----- Material
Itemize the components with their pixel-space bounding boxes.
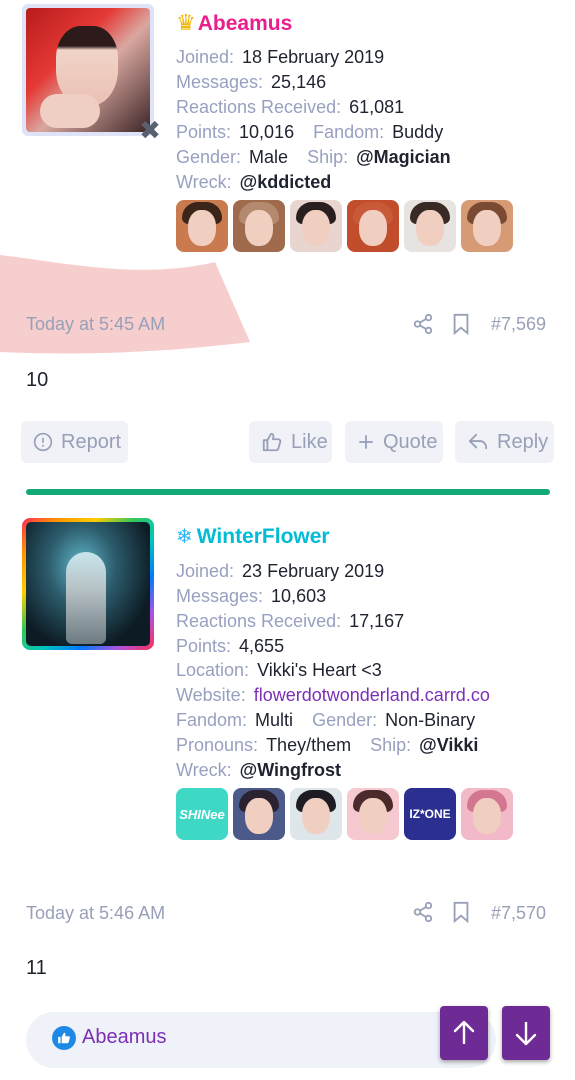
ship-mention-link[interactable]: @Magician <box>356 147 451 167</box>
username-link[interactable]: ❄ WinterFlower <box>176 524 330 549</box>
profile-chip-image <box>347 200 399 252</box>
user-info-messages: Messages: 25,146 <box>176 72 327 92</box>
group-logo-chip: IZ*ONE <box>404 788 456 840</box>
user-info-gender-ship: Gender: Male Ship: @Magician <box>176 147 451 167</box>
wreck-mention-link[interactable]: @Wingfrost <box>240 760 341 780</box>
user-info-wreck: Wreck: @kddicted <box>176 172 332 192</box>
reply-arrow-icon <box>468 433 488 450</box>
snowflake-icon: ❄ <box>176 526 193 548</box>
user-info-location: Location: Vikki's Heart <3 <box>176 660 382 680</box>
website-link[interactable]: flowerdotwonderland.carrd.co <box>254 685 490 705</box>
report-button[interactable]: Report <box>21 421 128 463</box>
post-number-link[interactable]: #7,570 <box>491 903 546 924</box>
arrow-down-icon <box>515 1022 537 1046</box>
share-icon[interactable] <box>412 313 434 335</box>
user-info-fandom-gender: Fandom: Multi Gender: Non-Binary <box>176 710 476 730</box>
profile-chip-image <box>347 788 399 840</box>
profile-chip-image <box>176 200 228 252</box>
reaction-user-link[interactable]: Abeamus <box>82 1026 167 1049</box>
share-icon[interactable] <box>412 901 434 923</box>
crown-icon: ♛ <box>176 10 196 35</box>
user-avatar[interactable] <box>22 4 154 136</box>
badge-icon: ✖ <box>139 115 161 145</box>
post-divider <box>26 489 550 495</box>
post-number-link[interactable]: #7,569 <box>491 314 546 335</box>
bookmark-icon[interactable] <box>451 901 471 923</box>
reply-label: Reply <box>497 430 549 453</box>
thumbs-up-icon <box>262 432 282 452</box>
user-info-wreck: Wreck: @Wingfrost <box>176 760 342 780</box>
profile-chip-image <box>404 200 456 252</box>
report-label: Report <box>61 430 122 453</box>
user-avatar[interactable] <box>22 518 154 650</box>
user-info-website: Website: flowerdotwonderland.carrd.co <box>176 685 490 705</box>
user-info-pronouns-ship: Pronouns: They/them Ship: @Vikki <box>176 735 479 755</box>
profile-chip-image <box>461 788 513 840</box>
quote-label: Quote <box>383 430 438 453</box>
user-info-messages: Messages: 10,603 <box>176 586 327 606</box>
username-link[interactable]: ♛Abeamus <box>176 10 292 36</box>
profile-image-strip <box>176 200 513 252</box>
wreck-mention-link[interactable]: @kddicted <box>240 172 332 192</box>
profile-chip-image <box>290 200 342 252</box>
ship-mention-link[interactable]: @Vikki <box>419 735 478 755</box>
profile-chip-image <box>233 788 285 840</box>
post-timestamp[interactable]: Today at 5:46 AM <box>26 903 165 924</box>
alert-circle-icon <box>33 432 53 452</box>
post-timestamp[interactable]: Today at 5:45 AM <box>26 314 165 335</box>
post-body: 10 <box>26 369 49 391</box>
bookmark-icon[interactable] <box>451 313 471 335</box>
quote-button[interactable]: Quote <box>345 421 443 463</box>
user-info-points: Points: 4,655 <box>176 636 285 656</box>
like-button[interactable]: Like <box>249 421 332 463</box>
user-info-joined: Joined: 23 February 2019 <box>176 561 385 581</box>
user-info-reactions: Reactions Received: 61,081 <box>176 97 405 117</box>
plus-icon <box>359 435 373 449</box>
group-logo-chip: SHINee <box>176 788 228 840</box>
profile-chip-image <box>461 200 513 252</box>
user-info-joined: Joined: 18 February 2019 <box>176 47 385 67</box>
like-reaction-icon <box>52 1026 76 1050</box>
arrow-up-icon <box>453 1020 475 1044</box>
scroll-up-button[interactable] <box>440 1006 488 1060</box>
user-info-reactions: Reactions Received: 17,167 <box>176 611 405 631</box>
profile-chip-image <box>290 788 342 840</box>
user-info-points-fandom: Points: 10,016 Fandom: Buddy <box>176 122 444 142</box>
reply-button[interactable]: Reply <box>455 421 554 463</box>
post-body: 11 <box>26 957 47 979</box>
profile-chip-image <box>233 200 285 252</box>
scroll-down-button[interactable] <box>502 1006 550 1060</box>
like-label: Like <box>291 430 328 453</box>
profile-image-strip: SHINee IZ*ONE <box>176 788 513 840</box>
----------
----- Material
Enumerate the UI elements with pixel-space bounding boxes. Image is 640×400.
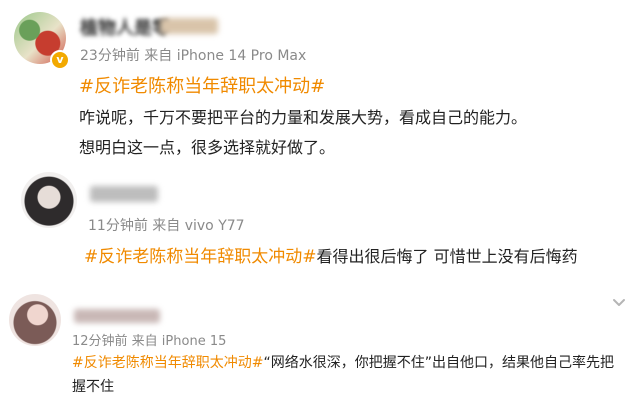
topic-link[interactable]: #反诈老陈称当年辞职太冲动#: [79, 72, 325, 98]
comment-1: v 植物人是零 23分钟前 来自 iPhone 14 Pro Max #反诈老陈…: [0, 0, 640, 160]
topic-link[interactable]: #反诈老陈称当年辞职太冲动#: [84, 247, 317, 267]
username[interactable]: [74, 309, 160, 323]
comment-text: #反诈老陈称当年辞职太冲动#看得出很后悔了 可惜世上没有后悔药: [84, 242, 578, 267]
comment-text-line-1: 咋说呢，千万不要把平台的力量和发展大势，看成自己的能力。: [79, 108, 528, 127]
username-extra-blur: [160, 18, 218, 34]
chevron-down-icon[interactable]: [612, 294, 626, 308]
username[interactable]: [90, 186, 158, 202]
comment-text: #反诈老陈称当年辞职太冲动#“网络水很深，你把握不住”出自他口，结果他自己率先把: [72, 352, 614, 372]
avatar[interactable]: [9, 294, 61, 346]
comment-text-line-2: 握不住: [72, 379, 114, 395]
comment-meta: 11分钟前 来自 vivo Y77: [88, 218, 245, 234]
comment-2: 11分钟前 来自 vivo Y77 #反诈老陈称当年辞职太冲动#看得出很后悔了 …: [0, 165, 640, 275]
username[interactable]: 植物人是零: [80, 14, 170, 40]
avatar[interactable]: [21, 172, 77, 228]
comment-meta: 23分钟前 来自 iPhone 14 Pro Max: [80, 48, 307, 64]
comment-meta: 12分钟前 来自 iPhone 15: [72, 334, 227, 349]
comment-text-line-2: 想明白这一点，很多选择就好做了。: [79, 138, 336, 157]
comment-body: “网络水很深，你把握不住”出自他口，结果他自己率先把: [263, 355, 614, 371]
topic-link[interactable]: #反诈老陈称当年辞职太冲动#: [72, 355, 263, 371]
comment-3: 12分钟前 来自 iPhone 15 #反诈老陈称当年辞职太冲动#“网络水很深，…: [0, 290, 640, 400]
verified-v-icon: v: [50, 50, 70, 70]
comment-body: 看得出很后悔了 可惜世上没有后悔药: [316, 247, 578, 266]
----------
→ **Problem requirements**
Pull out each line of the entries above that contains the string "with". Case counts.

→ **Solution for this task**
Itemize the components with their pixel-space bounding boxes.
Enumerate the UI elements with pixel-space bounding boxes. Image is 640×400.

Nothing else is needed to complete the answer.